(Figure dataset records)
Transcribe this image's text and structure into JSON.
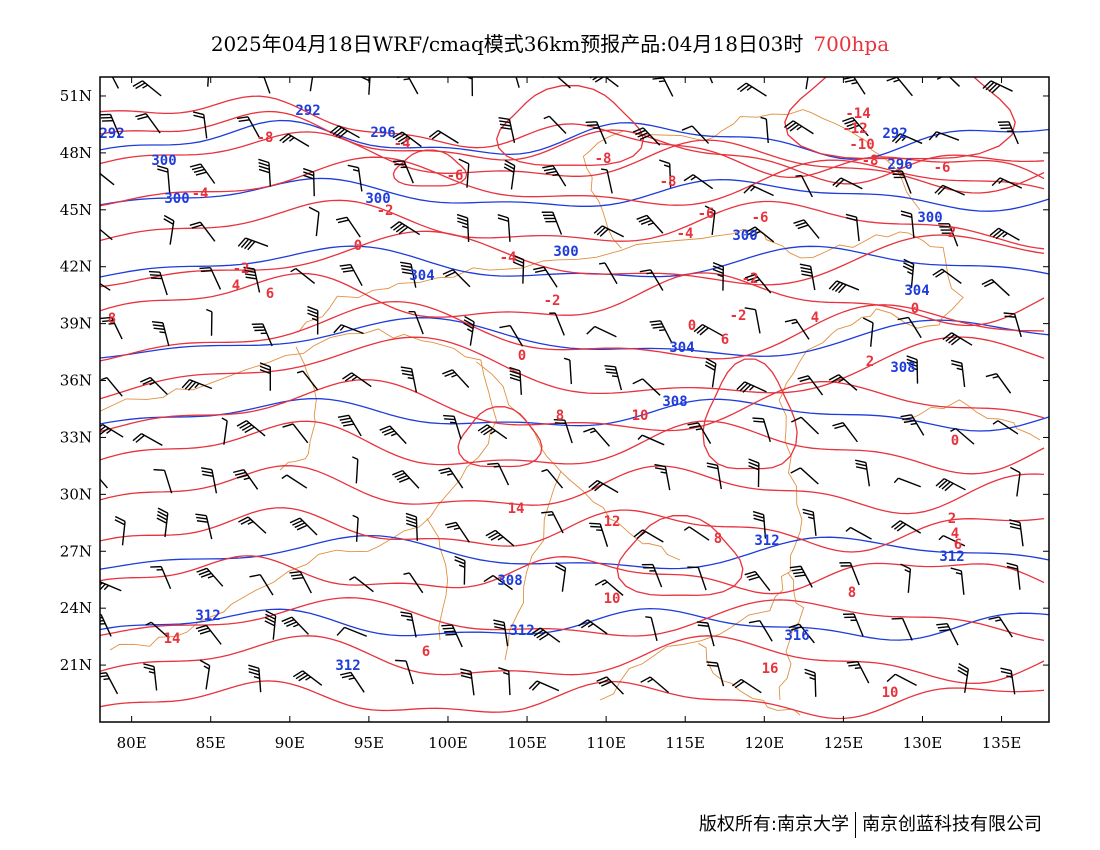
{
  "title": {
    "main": "2025年04月18日WRF/cmaq模式36km预报产品:04月18日03时",
    "level": "700hpa",
    "level_color": "#e8323c"
  },
  "axes": {
    "x_ticks": [
      "80E",
      "85E",
      "90E",
      "95E",
      "100E",
      "105E",
      "110E",
      "115E",
      "120E",
      "125E",
      "130E",
      "135E"
    ],
    "y_ticks": [
      "51N",
      "48N",
      "45N",
      "42N",
      "39N",
      "36N",
      "33N",
      "30N",
      "27N",
      "24N",
      "21N"
    ],
    "lon_range": [
      78,
      138
    ],
    "lat_range": [
      18,
      52
    ]
  },
  "colors": {
    "temperature_contour": "#e8323c",
    "height_contour": "#1e3cdc",
    "border": "#e09040",
    "wind_barb": "#000000"
  },
  "temperature_labels": [
    "-14",
    "-12",
    "-10",
    "-8",
    "-6",
    "-4",
    "-2",
    "0",
    "2",
    "4",
    "6",
    "8",
    "10",
    "12",
    "14"
  ],
  "height_labels": [
    "292",
    "296",
    "300",
    "304",
    "308",
    "312",
    "316"
  ],
  "copyright": {
    "left": "版权所有:南京大学",
    "right": "南京创蓝科技有限公司"
  }
}
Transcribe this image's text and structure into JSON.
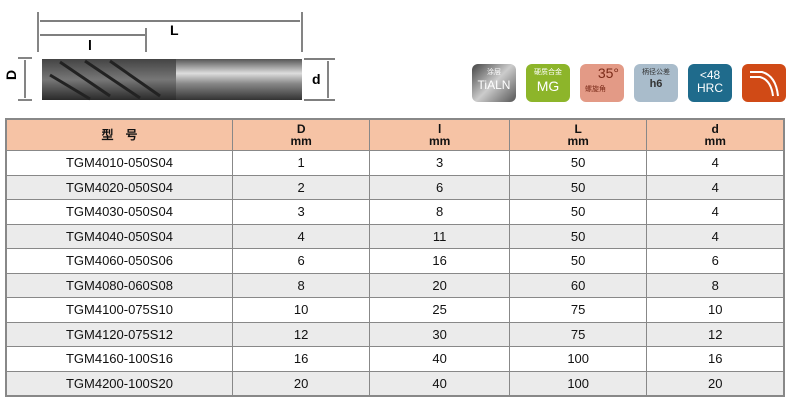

• **What you need to do**
Write the material out again exactly as it appears, dropping the pictures.

• **Result of the exercise**
Transcribe this image's text and structure into JSON.
{
  "title": {
    "main": "2025年04月18日WRF/cmaq模式36km预报产品:04月18日03时",
    "level": "700hpa",
    "level_color": "#e8323c"
  },
  "axes": {
    "x_ticks": [
      "80E",
      "85E",
      "90E",
      "95E",
      "100E",
      "105E",
      "110E",
      "115E",
      "120E",
      "125E",
      "130E",
      "135E"
    ],
    "y_ticks": [
      "51N",
      "48N",
      "45N",
      "42N",
      "39N",
      "36N",
      "33N",
      "30N",
      "27N",
      "24N",
      "21N"
    ],
    "lon_range": [
      78,
      138
    ],
    "lat_range": [
      18,
      52
    ]
  },
  "colors": {
    "temperature_contour": "#e8323c",
    "height_contour": "#1e3cdc",
    "border": "#e09040",
    "wind_barb": "#000000"
  },
  "temperature_labels": [
    "-14",
    "-12",
    "-10",
    "-8",
    "-6",
    "-4",
    "-2",
    "0",
    "2",
    "4",
    "6",
    "8",
    "10",
    "12",
    "14"
  ],
  "height_labels": [
    "292",
    "296",
    "300",
    "304",
    "308",
    "312",
    "316"
  ],
  "copyright": {
    "left": "版权所有:南京大学",
    "right": "南京创蓝科技有限公司"
  }
}
Transcribe this image's text and structure into JSON.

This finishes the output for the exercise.